— start of EXTRACTED INFORMATION —

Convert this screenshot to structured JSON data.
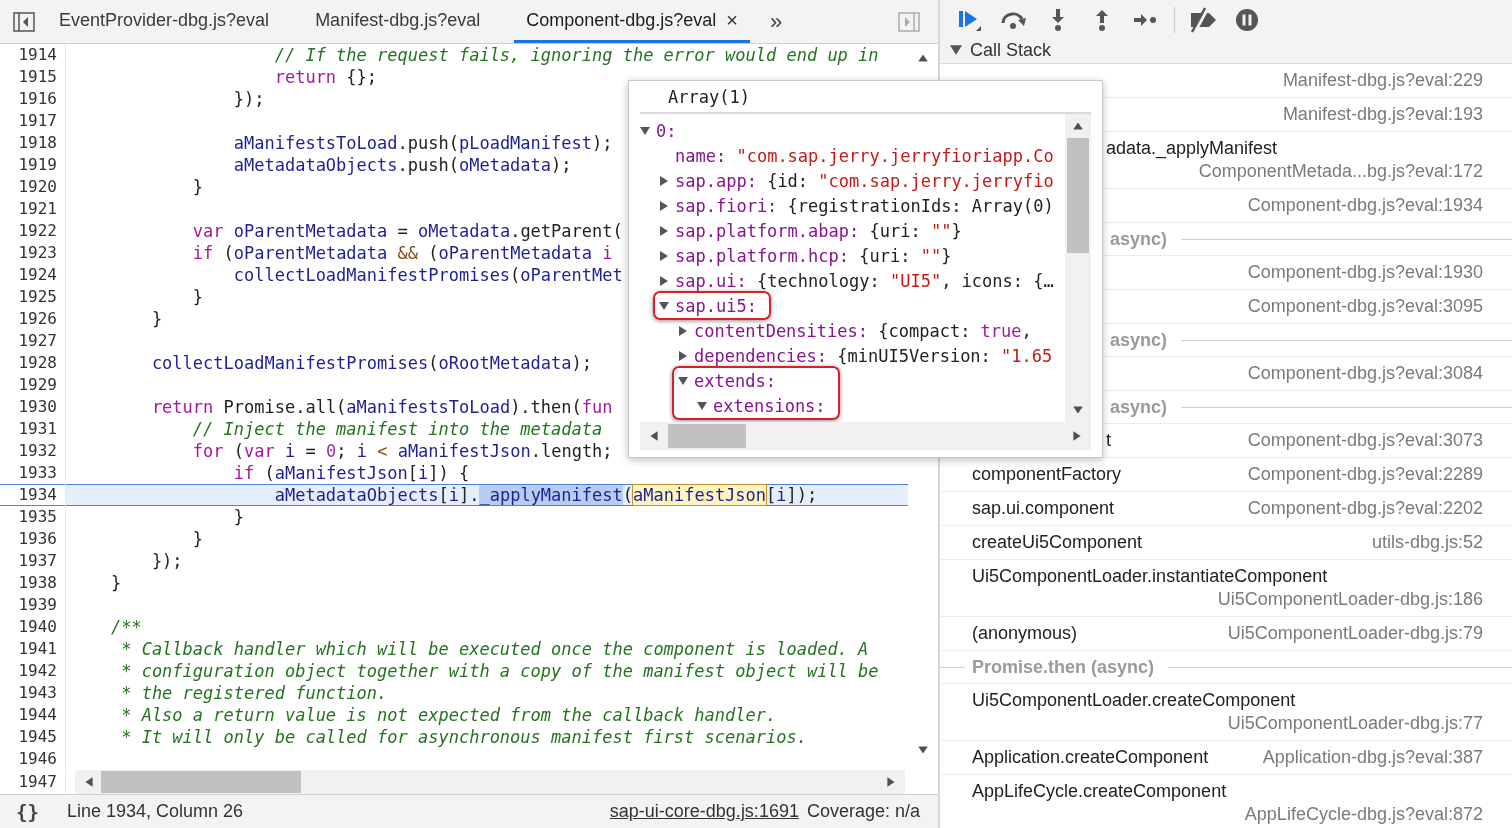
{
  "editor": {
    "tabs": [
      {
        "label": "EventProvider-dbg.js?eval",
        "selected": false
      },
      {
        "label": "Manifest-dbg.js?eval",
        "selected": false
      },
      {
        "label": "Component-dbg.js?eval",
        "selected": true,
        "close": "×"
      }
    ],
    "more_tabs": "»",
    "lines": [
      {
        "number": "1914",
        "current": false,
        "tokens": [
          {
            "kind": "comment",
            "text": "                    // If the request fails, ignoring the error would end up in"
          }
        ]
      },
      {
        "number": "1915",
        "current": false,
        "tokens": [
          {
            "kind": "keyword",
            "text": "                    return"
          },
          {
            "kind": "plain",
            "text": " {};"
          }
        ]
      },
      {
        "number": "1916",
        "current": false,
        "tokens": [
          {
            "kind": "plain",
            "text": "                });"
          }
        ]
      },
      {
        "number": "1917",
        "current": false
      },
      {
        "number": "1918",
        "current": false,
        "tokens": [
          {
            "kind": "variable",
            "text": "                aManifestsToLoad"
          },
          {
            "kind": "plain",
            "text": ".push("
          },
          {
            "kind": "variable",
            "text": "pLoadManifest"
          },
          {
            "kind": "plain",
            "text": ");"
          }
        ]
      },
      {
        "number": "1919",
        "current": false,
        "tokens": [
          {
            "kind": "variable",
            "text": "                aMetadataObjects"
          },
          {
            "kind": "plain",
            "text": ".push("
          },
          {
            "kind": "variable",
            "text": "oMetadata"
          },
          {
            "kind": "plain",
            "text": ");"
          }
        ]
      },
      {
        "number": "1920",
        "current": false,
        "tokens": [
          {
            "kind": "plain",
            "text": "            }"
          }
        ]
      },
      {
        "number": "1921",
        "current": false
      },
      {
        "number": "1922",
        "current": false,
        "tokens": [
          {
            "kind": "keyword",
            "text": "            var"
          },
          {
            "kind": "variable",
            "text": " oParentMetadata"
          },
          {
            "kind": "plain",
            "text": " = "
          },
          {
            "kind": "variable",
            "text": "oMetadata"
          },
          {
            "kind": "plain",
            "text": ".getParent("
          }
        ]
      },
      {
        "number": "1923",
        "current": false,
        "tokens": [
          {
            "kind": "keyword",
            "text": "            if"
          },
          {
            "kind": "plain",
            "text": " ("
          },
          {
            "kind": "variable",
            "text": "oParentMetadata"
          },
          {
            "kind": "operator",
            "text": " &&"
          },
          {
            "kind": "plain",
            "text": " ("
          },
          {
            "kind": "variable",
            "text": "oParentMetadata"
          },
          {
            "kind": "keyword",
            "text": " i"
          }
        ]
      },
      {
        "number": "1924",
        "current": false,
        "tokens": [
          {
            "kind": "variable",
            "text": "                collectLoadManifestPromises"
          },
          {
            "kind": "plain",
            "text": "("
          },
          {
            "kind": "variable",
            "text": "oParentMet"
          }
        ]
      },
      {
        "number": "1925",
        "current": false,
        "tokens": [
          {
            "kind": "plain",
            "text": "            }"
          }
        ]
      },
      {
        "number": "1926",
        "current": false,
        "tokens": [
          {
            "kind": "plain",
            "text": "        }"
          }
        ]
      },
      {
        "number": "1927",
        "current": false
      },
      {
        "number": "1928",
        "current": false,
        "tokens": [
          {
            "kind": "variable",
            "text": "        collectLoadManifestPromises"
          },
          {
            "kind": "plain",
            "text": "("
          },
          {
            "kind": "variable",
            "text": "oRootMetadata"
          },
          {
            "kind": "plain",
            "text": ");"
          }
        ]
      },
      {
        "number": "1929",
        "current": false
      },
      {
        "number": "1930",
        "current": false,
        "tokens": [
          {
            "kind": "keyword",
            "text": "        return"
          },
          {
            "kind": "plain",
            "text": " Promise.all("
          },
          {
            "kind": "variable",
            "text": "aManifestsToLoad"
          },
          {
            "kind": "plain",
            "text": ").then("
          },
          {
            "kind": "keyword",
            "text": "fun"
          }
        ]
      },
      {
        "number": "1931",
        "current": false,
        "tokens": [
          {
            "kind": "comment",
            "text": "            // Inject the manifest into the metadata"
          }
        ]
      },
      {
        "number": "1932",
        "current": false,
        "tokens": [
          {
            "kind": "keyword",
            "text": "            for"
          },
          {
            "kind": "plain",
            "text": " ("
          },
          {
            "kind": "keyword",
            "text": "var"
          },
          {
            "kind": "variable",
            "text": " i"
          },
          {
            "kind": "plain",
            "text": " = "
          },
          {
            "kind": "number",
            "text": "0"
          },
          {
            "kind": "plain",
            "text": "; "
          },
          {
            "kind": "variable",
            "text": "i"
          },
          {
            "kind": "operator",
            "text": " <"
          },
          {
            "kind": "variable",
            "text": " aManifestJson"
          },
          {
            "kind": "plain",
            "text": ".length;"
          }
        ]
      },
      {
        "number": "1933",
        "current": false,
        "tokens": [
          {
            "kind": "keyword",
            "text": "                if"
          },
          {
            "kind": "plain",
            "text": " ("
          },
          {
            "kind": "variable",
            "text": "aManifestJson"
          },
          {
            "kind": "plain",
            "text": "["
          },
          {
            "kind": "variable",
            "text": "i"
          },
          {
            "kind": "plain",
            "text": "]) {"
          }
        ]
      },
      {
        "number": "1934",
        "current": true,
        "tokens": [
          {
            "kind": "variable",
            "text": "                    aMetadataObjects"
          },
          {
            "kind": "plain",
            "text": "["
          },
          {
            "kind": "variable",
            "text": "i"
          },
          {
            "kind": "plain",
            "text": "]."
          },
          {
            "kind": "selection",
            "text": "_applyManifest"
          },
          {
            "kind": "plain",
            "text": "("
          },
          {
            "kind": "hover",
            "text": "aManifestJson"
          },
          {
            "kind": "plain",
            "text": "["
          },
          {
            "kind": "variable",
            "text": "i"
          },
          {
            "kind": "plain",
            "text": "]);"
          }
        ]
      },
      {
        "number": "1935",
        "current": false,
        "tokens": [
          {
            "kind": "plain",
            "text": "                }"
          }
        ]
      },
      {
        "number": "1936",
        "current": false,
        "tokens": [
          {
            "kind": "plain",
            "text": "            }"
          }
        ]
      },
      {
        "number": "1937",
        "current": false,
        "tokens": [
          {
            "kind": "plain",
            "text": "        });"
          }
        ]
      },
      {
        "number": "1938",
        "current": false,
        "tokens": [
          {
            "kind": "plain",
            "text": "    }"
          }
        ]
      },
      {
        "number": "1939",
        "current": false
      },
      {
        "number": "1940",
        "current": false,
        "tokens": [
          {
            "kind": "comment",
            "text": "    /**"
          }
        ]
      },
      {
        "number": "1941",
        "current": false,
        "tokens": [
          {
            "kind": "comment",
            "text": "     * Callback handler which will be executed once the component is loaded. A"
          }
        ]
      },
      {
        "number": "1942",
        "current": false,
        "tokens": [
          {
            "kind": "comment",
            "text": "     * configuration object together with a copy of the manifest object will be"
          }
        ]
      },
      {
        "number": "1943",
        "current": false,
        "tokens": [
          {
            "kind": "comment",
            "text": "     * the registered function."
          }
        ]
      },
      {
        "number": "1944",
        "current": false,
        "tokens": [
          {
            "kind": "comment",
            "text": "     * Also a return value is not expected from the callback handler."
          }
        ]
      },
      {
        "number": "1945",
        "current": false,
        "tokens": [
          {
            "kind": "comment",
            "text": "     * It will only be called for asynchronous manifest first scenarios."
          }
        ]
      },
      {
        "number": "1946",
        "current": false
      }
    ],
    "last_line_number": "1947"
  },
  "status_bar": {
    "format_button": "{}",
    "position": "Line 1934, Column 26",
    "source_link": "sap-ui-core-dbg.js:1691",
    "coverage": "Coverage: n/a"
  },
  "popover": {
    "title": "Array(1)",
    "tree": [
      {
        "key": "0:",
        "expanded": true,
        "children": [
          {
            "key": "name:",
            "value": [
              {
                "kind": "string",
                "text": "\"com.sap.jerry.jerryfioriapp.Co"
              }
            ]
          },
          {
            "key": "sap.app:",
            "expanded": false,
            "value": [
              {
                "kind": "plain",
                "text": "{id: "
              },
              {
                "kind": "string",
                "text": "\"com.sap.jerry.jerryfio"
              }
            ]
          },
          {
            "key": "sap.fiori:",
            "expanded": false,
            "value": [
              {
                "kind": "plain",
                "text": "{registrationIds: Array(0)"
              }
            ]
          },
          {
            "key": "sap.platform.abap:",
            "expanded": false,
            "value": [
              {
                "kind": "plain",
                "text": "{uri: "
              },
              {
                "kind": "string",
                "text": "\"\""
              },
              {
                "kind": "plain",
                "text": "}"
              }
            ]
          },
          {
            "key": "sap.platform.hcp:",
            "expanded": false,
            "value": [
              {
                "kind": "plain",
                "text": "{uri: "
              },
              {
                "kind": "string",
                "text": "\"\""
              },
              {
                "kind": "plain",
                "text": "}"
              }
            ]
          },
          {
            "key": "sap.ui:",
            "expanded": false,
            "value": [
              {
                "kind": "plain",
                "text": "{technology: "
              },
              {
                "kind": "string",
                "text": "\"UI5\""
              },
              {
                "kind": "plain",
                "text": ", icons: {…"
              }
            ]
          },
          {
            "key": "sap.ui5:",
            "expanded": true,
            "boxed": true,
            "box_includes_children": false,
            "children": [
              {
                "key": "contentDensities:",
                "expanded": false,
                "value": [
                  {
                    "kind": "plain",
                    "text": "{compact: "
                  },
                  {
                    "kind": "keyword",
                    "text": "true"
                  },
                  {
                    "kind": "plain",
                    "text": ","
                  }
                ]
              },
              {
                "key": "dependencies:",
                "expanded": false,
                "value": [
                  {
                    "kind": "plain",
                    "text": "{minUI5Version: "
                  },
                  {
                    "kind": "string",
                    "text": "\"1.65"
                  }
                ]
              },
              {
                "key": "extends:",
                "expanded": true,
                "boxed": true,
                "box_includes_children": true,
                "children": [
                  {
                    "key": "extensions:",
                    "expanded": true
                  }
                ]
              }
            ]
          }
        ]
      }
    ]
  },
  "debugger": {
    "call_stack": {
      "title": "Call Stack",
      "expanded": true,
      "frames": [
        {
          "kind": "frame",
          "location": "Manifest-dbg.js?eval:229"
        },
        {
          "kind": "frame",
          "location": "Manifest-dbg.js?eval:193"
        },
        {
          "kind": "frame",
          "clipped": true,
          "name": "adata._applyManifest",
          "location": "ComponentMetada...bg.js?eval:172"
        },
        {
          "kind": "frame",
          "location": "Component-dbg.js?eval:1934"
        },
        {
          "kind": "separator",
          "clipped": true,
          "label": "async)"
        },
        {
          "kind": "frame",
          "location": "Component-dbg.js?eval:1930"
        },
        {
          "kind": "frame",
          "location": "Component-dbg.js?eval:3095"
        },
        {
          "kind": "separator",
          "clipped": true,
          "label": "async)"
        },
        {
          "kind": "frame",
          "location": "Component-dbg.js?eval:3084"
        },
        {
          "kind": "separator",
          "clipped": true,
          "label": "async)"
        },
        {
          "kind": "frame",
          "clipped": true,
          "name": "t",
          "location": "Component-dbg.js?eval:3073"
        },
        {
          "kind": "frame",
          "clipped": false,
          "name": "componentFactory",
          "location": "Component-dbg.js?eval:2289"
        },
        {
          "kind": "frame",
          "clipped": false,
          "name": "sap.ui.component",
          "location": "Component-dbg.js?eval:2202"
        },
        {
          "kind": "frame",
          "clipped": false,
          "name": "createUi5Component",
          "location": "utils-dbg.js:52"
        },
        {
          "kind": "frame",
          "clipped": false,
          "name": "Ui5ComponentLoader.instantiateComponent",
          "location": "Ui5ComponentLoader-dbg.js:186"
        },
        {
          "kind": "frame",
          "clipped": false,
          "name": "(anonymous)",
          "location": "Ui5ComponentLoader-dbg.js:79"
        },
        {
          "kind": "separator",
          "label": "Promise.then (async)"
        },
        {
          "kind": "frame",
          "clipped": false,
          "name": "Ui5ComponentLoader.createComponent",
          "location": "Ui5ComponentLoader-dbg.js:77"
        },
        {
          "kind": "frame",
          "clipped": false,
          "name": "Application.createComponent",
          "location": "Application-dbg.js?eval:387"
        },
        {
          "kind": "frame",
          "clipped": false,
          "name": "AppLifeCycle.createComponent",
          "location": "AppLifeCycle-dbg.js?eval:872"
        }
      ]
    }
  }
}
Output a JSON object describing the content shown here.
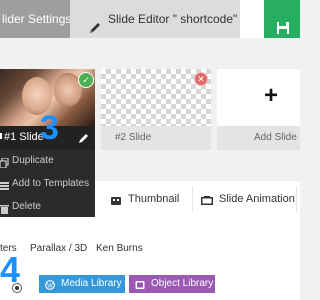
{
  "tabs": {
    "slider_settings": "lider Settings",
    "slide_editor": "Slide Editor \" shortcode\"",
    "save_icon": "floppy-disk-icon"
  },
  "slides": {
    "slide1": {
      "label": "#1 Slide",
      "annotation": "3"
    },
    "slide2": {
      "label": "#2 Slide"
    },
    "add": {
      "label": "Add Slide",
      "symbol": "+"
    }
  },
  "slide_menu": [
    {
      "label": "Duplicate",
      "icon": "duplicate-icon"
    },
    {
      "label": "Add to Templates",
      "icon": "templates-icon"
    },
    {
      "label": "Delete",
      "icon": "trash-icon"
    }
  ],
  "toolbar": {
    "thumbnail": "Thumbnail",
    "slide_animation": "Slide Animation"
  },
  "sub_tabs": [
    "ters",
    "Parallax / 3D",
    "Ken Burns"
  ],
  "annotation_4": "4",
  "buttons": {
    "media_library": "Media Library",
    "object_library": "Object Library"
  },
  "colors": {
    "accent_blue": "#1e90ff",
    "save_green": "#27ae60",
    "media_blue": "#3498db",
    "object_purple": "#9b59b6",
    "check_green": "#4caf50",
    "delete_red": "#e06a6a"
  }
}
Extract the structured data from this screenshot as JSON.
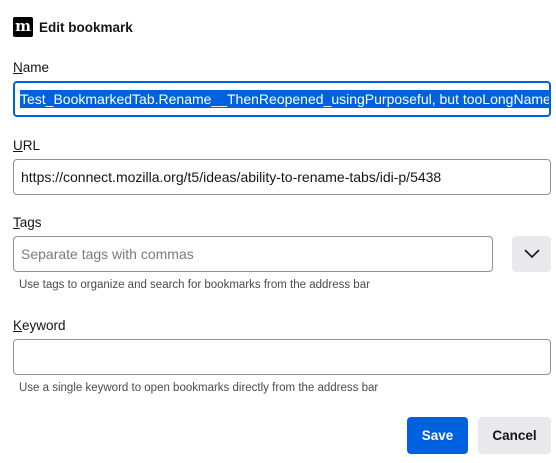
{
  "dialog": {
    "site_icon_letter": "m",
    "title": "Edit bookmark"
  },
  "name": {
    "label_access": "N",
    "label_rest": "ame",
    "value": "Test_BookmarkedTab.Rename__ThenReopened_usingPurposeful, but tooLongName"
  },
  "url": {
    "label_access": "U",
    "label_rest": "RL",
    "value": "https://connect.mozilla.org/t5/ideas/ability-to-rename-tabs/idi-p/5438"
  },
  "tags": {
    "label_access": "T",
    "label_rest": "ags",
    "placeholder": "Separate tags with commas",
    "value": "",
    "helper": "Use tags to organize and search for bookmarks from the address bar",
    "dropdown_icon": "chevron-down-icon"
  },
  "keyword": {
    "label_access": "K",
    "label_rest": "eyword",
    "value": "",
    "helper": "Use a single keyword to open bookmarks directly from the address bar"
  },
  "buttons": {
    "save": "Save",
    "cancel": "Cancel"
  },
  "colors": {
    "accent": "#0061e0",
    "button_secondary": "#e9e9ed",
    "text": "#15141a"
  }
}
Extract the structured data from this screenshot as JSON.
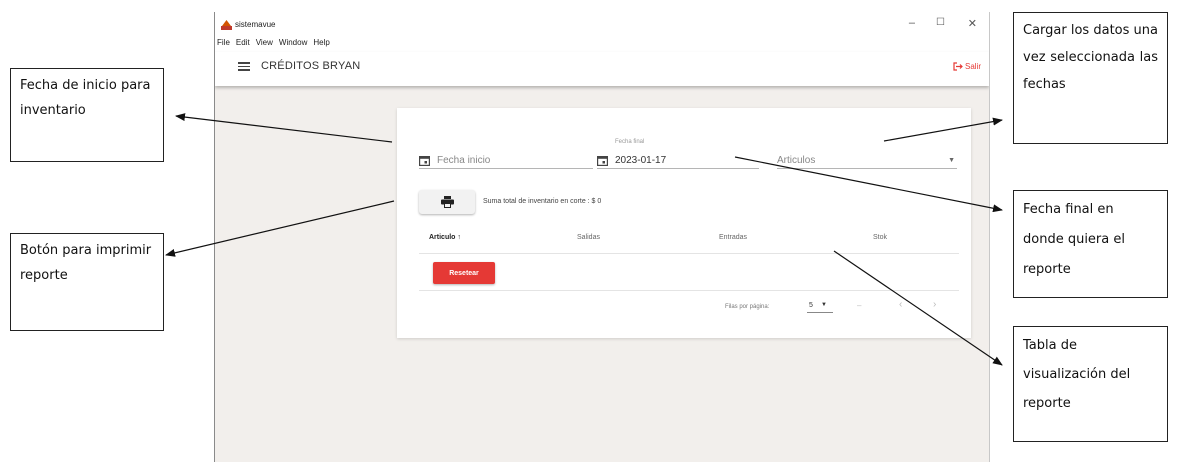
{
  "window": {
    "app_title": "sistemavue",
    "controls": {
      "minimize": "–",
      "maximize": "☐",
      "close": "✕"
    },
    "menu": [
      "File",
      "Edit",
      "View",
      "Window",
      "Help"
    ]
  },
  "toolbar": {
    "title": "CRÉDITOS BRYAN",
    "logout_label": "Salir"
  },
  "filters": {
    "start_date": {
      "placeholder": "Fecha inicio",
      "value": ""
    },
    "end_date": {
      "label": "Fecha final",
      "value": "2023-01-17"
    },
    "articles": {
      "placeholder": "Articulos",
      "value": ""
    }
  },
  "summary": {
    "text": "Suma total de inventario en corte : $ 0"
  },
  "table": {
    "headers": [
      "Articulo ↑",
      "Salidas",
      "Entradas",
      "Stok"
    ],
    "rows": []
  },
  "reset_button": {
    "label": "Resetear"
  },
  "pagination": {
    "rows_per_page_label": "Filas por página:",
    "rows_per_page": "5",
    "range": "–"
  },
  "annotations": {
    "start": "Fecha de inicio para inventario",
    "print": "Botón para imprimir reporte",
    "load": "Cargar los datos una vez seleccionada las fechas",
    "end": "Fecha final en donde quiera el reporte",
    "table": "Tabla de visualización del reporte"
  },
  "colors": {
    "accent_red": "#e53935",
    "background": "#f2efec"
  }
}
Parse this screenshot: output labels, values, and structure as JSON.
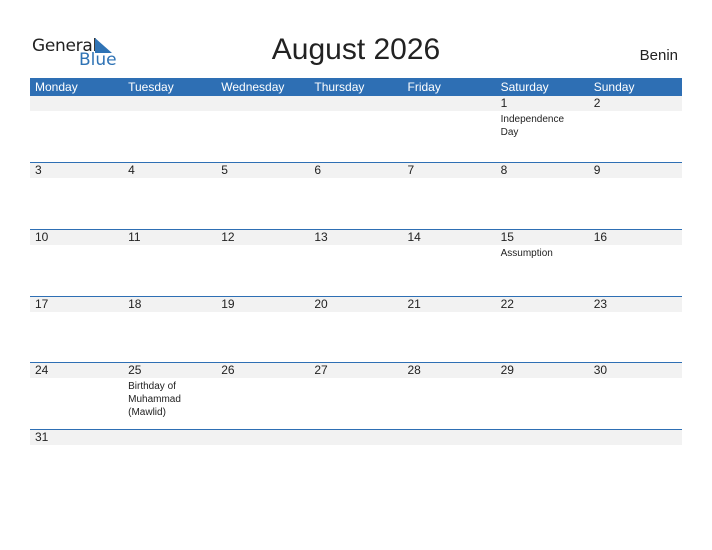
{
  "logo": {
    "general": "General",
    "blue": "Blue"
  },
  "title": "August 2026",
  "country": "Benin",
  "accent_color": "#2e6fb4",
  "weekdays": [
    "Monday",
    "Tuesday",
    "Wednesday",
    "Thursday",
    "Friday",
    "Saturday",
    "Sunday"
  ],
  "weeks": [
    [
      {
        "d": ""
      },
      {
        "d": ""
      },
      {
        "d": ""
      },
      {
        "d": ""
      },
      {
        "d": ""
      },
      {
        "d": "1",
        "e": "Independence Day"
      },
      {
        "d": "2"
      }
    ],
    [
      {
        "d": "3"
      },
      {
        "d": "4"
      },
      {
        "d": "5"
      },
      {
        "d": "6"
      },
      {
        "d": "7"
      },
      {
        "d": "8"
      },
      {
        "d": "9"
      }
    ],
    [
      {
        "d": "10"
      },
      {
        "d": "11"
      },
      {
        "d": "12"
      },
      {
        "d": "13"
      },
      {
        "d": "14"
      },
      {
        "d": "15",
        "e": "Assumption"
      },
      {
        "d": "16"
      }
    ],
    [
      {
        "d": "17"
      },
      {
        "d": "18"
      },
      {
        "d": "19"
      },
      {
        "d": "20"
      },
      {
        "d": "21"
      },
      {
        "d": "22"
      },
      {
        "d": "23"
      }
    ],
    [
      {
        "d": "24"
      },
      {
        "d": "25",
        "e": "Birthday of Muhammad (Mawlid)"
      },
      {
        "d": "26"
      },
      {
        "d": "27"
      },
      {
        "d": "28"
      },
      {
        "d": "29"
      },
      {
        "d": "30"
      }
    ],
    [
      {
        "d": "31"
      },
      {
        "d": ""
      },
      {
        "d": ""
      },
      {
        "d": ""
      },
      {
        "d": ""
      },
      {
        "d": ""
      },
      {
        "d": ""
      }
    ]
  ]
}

— end of EXTRACTED INFORMATION —

▶ [TASK INSTRUCTIONS] In the entries above, count each line with "bookmarks"; reply with the total only.

▶ [SOLUTION TO THE EXERCISE] 2